▶ YOUR GOAL: Extract the complete data exactly as given.

▶ DATA RECORDS:
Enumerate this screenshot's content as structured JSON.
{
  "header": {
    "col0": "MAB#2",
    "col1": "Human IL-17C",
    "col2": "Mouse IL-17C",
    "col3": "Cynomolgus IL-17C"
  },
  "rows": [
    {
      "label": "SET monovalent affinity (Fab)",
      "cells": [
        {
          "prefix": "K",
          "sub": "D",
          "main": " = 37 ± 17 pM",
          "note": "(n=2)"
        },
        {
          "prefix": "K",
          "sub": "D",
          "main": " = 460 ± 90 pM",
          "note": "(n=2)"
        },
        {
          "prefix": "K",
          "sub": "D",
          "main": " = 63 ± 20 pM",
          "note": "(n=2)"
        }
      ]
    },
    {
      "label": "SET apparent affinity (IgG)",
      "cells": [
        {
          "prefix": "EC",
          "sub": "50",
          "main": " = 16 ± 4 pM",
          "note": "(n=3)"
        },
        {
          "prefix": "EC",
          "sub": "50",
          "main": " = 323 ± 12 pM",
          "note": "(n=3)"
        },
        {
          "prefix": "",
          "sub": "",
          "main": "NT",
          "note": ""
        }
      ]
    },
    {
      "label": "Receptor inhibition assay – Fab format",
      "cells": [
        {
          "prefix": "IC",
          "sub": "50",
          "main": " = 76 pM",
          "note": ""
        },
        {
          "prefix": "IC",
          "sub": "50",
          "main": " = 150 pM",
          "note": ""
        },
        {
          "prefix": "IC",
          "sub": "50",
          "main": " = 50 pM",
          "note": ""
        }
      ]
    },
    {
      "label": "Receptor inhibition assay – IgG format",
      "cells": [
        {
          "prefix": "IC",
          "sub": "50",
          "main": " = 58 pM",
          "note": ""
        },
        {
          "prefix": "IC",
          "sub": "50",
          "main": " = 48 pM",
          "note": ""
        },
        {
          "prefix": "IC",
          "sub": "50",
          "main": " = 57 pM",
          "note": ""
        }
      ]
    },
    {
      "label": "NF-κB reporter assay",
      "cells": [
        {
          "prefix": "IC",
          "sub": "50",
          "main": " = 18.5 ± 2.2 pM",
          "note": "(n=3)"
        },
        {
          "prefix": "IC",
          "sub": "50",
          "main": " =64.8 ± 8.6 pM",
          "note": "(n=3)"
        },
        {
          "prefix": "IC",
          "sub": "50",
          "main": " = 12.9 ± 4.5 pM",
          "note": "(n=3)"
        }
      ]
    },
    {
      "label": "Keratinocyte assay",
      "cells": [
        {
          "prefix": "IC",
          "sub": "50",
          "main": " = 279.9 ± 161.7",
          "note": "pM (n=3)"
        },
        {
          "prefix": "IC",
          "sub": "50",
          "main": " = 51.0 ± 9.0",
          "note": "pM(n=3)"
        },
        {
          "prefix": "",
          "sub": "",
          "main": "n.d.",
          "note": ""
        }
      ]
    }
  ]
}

▶ FINISHED TASK:
Enumerate this screenshot's content as structured JSON.
{
  "header": {
    "col0": "MAB#2",
    "col1": "Human IL-17C",
    "col2": "Mouse IL-17C",
    "col3": "Cynomolgus IL-17C"
  },
  "rows": [
    {
      "label": "SET monovalent affinity (Fab)",
      "cells": [
        {
          "prefix": "K",
          "sub": "D",
          "main": " = 37 ± 17 pM",
          "note": "(n=2)"
        },
        {
          "prefix": "K",
          "sub": "D",
          "main": " = 460 ± 90 pM",
          "note": "(n=2)"
        },
        {
          "prefix": "K",
          "sub": "D",
          "main": " = 63 ± 20 pM",
          "note": "(n=2)"
        }
      ]
    },
    {
      "label": "SET apparent affinity (IgG)",
      "cells": [
        {
          "prefix": "EC",
          "sub": "50",
          "main": " = 16 ± 4 pM",
          "note": "(n=3)"
        },
        {
          "prefix": "EC",
          "sub": "50",
          "main": " = 323 ± 12 pM",
          "note": "(n=3)"
        },
        {
          "prefix": "",
          "sub": "",
          "main": "NT",
          "note": ""
        }
      ]
    },
    {
      "label": "Receptor inhibition assay – Fab format",
      "cells": [
        {
          "prefix": "IC",
          "sub": "50",
          "main": " = 76 pM",
          "note": ""
        },
        {
          "prefix": "IC",
          "sub": "50",
          "main": " = 150 pM",
          "note": ""
        },
        {
          "prefix": "IC",
          "sub": "50",
          "main": " = 50 pM",
          "note": ""
        }
      ]
    },
    {
      "label": "Receptor inhibition assay – IgG format",
      "cells": [
        {
          "prefix": "IC",
          "sub": "50",
          "main": " = 58 pM",
          "note": ""
        },
        {
          "prefix": "IC",
          "sub": "50",
          "main": " = 48 pM",
          "note": ""
        },
        {
          "prefix": "IC",
          "sub": "50",
          "main": " = 57 pM",
          "note": ""
        }
      ]
    },
    {
      "label": "NF-κB reporter assay",
      "cells": [
        {
          "prefix": "IC",
          "sub": "50",
          "main": " = 18.5 ± 2.2 pM",
          "note": "(n=3)"
        },
        {
          "prefix": "IC",
          "sub": "50",
          "main": " =64.8 ± 8.6 pM",
          "note": "(n=3)"
        },
        {
          "prefix": "IC",
          "sub": "50",
          "main": " = 12.9 ± 4.5 pM",
          "note": "(n=3)"
        }
      ]
    },
    {
      "label": "Keratinocyte assay",
      "cells": [
        {
          "prefix": "IC",
          "sub": "50",
          "main": " = 279.9 ± 161.7",
          "note": "pM (n=3)"
        },
        {
          "prefix": "IC",
          "sub": "50",
          "main": " = 51.0 ± 9.0",
          "note": "pM(n=3)"
        },
        {
          "prefix": "",
          "sub": "",
          "main": "n.d.",
          "note": ""
        }
      ]
    }
  ]
}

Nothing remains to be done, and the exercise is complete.